__What you will do__
Below you will find a set of lines. Repeat them all exactly.

__Provided information__
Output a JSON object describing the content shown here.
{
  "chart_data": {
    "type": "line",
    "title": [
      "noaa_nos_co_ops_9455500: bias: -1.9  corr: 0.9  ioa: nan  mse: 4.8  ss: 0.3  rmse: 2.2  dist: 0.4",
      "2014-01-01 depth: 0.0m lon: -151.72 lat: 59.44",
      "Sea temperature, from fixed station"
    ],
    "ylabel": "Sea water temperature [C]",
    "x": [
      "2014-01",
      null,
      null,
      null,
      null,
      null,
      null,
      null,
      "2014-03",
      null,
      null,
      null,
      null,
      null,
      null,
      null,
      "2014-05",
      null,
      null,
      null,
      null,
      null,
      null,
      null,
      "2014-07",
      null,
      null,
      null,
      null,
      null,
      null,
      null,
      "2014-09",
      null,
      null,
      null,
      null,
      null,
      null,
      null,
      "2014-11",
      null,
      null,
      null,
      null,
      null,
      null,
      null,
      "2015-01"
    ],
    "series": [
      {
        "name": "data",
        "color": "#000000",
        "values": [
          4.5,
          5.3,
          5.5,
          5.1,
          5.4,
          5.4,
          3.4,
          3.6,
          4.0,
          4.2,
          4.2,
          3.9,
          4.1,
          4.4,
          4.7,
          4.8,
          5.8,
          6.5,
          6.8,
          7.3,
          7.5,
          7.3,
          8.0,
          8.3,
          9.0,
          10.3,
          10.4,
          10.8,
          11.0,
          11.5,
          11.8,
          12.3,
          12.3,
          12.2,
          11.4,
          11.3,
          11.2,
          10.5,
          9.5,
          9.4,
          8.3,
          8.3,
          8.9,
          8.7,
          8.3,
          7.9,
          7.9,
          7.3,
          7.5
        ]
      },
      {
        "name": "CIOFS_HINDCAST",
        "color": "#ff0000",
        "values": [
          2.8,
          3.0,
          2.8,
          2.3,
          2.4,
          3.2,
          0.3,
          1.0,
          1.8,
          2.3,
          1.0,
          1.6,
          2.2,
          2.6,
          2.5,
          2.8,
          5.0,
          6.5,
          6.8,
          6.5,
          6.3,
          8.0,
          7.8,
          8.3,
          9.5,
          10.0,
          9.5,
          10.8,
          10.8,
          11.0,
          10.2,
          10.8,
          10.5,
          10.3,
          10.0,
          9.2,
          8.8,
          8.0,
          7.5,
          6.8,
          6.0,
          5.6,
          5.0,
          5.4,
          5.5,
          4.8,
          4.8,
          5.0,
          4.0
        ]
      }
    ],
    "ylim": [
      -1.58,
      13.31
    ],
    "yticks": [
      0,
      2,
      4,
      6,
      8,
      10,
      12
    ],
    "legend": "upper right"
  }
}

__Exercise output__
Output a JSON object describing the content shown here.
{
  "chart_data": {
    "type": "line",
    "title": [
      "noaa_nos_co_ops_9455500: bias: -1.9  corr: 0.9  ioa: nan  mse: 4.8  ss: 0.3  rmse: 2.2  dist: 0.4",
      "2014-01-01 depth: 0.0m lon: -151.72 lat: 59.44",
      "Sea temperature, from fixed station"
    ],
    "ylabel": "Sea water temperature [C]",
    "x": [
      "2014-01",
      null,
      null,
      null,
      null,
      null,
      null,
      null,
      "2014-03",
      null,
      null,
      null,
      null,
      null,
      null,
      null,
      "2014-05",
      null,
      null,
      null,
      null,
      null,
      null,
      null,
      "2014-07",
      null,
      null,
      null,
      null,
      null,
      null,
      null,
      "2014-09",
      null,
      null,
      null,
      null,
      null,
      null,
      null,
      "2014-11",
      null,
      null,
      null,
      null,
      null,
      null,
      null,
      "2015-01"
    ],
    "series": [
      {
        "name": "data",
        "color": "#000000",
        "values": [
          4.5,
          5.3,
          5.5,
          5.1,
          5.4,
          5.4,
          3.4,
          3.6,
          4.0,
          4.2,
          4.2,
          3.9,
          4.1,
          4.4,
          4.7,
          4.8,
          5.8,
          6.5,
          6.8,
          7.3,
          7.5,
          7.3,
          8.0,
          8.3,
          9.0,
          10.3,
          10.4,
          10.8,
          11.0,
          11.5,
          11.8,
          12.3,
          12.3,
          12.2,
          11.4,
          11.3,
          11.2,
          10.5,
          9.5,
          9.4,
          8.3,
          8.3,
          8.9,
          8.7,
          8.3,
          7.9,
          7.9,
          7.3,
          7.5
        ]
      },
      {
        "name": "CIOFS_HINDCAST",
        "color": "#ff0000",
        "values": [
          2.8,
          3.0,
          2.8,
          2.3,
          2.4,
          3.2,
          0.3,
          1.0,
          1.8,
          2.3,
          1.0,
          1.6,
          2.2,
          2.6,
          2.5,
          2.8,
          5.0,
          6.5,
          6.8,
          6.5,
          6.3,
          8.0,
          7.8,
          8.3,
          9.5,
          10.0,
          9.5,
          10.8,
          10.8,
          11.0,
          10.2,
          10.8,
          10.5,
          10.3,
          10.0,
          9.2,
          8.8,
          8.0,
          7.5,
          6.8,
          6.0,
          5.6,
          5.0,
          5.4,
          5.5,
          4.8,
          4.8,
          5.0,
          4.0
        ]
      }
    ],
    "ylim": [
      -1.58,
      13.31
    ],
    "yticks": [
      0,
      2,
      4,
      6,
      8,
      10,
      12
    ],
    "legend": "upper right"
  }
}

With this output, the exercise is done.